▸ Direction: Each entry below is to be written out exactly, and the pictures are to be left out.

Lines of data
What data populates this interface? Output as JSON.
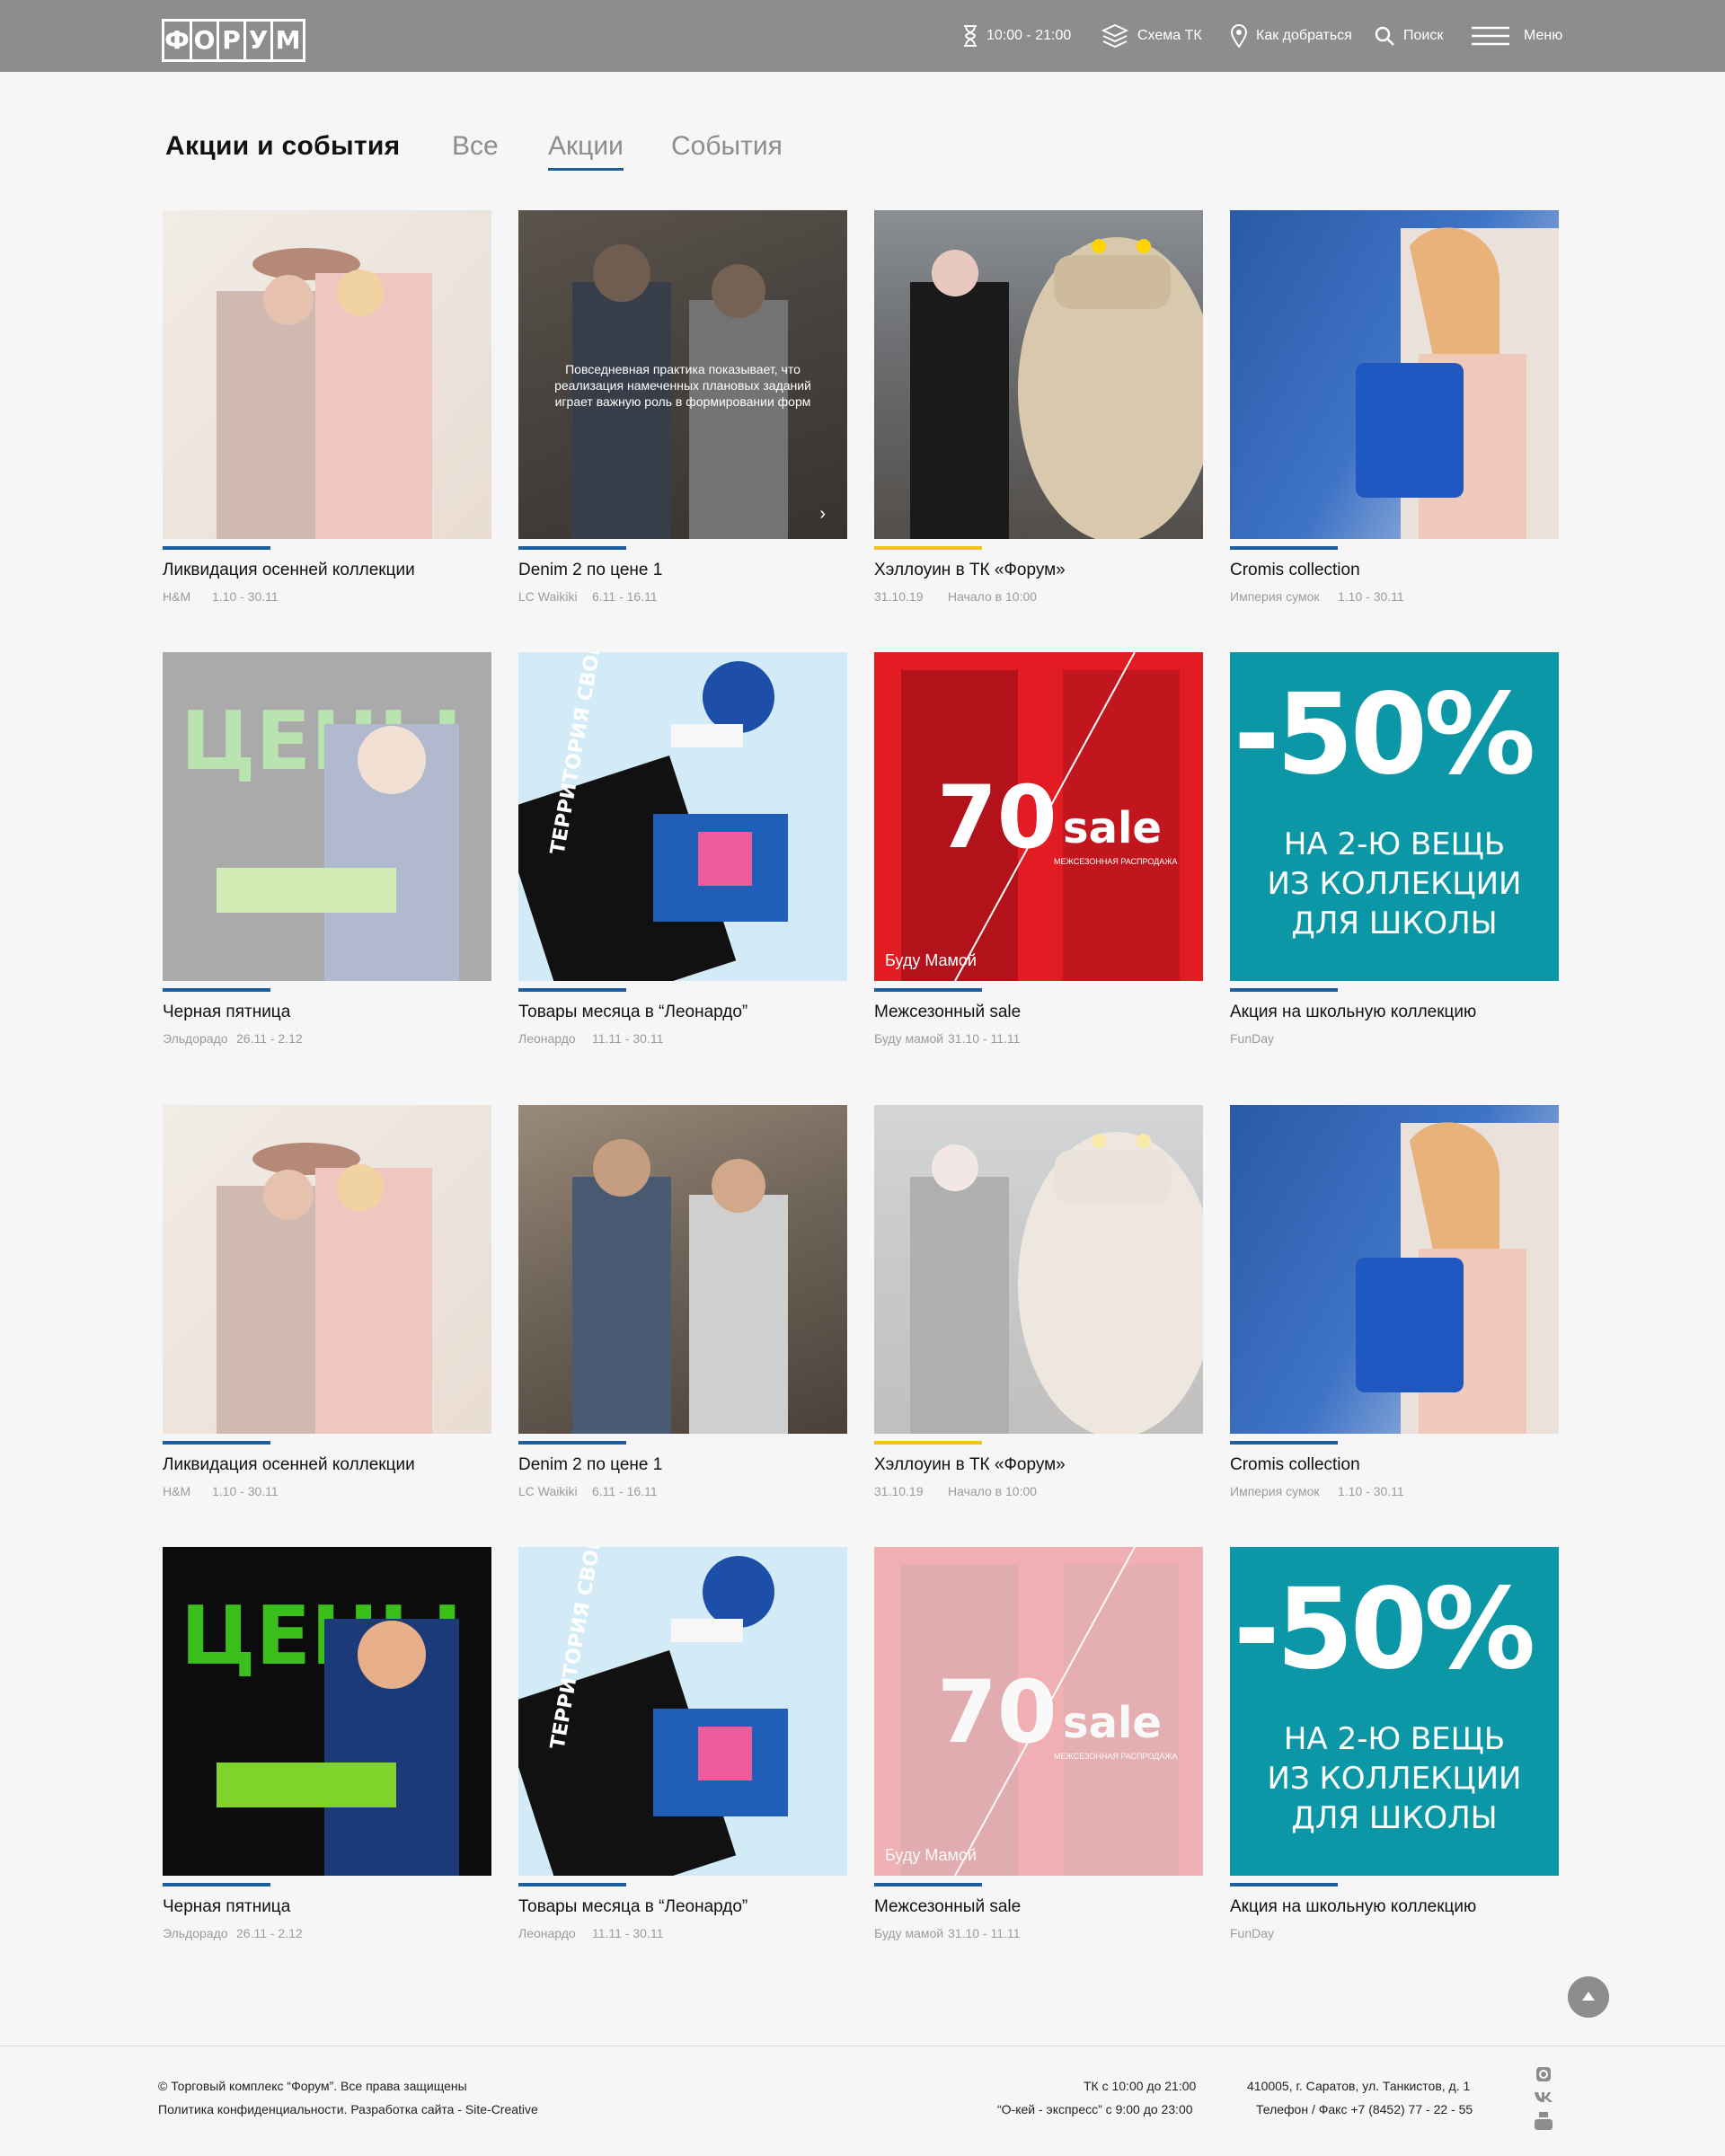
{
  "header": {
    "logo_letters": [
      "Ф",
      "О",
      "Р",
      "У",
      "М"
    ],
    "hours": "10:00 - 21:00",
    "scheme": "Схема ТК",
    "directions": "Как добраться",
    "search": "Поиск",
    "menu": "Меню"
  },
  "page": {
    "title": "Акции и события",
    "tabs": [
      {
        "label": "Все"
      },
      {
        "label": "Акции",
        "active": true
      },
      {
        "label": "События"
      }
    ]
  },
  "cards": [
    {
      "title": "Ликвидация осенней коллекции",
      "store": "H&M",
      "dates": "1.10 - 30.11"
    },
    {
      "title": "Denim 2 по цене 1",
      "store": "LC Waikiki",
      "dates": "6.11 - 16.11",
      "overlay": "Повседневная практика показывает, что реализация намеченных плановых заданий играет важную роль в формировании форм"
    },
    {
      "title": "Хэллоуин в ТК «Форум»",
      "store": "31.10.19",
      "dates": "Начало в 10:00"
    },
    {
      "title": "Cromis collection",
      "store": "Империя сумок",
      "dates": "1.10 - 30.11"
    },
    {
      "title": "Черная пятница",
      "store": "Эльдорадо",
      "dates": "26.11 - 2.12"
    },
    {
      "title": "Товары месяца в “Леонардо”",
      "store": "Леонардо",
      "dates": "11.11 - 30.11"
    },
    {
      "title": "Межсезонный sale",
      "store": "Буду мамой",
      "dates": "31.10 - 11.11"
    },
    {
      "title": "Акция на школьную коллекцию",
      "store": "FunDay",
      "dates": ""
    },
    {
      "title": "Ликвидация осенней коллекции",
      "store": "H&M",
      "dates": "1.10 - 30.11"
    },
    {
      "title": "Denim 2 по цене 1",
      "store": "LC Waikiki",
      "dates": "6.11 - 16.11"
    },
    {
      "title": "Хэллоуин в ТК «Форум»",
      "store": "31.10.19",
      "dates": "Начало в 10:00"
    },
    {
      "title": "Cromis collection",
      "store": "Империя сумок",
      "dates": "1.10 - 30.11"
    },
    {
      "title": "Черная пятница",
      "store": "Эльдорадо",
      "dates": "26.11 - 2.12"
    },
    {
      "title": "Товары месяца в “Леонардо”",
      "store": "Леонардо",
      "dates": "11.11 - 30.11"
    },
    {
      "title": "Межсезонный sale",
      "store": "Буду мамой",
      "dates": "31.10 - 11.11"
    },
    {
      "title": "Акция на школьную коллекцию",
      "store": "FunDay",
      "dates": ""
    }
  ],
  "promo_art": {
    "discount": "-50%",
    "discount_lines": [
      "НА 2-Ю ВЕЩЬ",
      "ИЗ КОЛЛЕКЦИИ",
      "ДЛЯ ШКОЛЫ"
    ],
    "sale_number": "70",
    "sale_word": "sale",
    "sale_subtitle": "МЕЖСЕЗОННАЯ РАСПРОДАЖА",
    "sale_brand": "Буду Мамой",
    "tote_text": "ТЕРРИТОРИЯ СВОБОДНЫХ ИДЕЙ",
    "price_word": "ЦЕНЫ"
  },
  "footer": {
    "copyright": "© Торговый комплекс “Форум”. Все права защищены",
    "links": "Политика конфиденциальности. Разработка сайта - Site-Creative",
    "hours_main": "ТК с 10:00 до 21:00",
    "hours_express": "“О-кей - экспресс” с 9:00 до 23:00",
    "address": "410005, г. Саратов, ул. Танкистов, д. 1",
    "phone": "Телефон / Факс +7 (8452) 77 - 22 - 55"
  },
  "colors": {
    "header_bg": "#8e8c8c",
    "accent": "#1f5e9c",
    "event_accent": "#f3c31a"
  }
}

▸ Finished task:
What data populates this interface? Output as JSON.
{
  "header": {
    "logo_letters": [
      "Ф",
      "О",
      "Р",
      "У",
      "М"
    ],
    "hours": "10:00 - 21:00",
    "scheme": "Схема ТК",
    "directions": "Как добраться",
    "search": "Поиск",
    "menu": "Меню"
  },
  "page": {
    "title": "Акции и события",
    "tabs": [
      {
        "label": "Все"
      },
      {
        "label": "Акции",
        "active": true
      },
      {
        "label": "События"
      }
    ]
  },
  "cards": [
    {
      "title": "Ликвидация осенней коллекции",
      "store": "H&M",
      "dates": "1.10 - 30.11"
    },
    {
      "title": "Denim 2 по цене 1",
      "store": "LC Waikiki",
      "dates": "6.11 - 16.11",
      "overlay": "Повседневная практика показывает, что реализация намеченных плановых заданий играет важную роль в формировании форм"
    },
    {
      "title": "Хэллоуин в ТК «Форум»",
      "store": "31.10.19",
      "dates": "Начало в 10:00"
    },
    {
      "title": "Cromis collection",
      "store": "Империя сумок",
      "dates": "1.10 - 30.11"
    },
    {
      "title": "Черная пятница",
      "store": "Эльдорадо",
      "dates": "26.11 - 2.12"
    },
    {
      "title": "Товары месяца в “Леонардо”",
      "store": "Леонардо",
      "dates": "11.11 - 30.11"
    },
    {
      "title": "Межсезонный sale",
      "store": "Буду мамой",
      "dates": "31.10 - 11.11"
    },
    {
      "title": "Акция на школьную коллекцию",
      "store": "FunDay",
      "dates": ""
    },
    {
      "title": "Ликвидация осенней коллекции",
      "store": "H&M",
      "dates": "1.10 - 30.11"
    },
    {
      "title": "Denim 2 по цене 1",
      "store": "LC Waikiki",
      "dates": "6.11 - 16.11"
    },
    {
      "title": "Хэллоуин в ТК «Форум»",
      "store": "31.10.19",
      "dates": "Начало в 10:00"
    },
    {
      "title": "Cromis collection",
      "store": "Империя сумок",
      "dates": "1.10 - 30.11"
    },
    {
      "title": "Черная пятница",
      "store": "Эльдорадо",
      "dates": "26.11 - 2.12"
    },
    {
      "title": "Товары месяца в “Леонардо”",
      "store": "Леонардо",
      "dates": "11.11 - 30.11"
    },
    {
      "title": "Межсезонный sale",
      "store": "Буду мамой",
      "dates": "31.10 - 11.11"
    },
    {
      "title": "Акция на школьную коллекцию",
      "store": "FunDay",
      "dates": ""
    }
  ],
  "promo_art": {
    "discount": "-50%",
    "discount_lines": [
      "НА 2-Ю ВЕЩЬ",
      "ИЗ КОЛЛЕКЦИИ",
      "ДЛЯ ШКОЛЫ"
    ],
    "sale_number": "70",
    "sale_word": "sale",
    "sale_subtitle": "МЕЖСЕЗОННАЯ РАСПРОДАЖА",
    "sale_brand": "Буду Мамой",
    "tote_text": "ТЕРРИТОРИЯ СВОБОДНЫХ ИДЕЙ",
    "price_word": "ЦЕНЫ"
  },
  "footer": {
    "copyright": "© Торговый комплекс “Форум”. Все права защищены",
    "links": "Политика конфиденциальности. Разработка сайта - Site-Creative",
    "hours_main": "ТК с 10:00 до 21:00",
    "hours_express": "“О-кей - экспресс” с 9:00 до 23:00",
    "address": "410005, г. Саратов, ул. Танкистов, д. 1",
    "phone": "Телефон / Факс +7 (8452) 77 - 22 - 55"
  },
  "colors": {
    "header_bg": "#8e8c8c",
    "accent": "#1f5e9c",
    "event_accent": "#f3c31a"
  }
}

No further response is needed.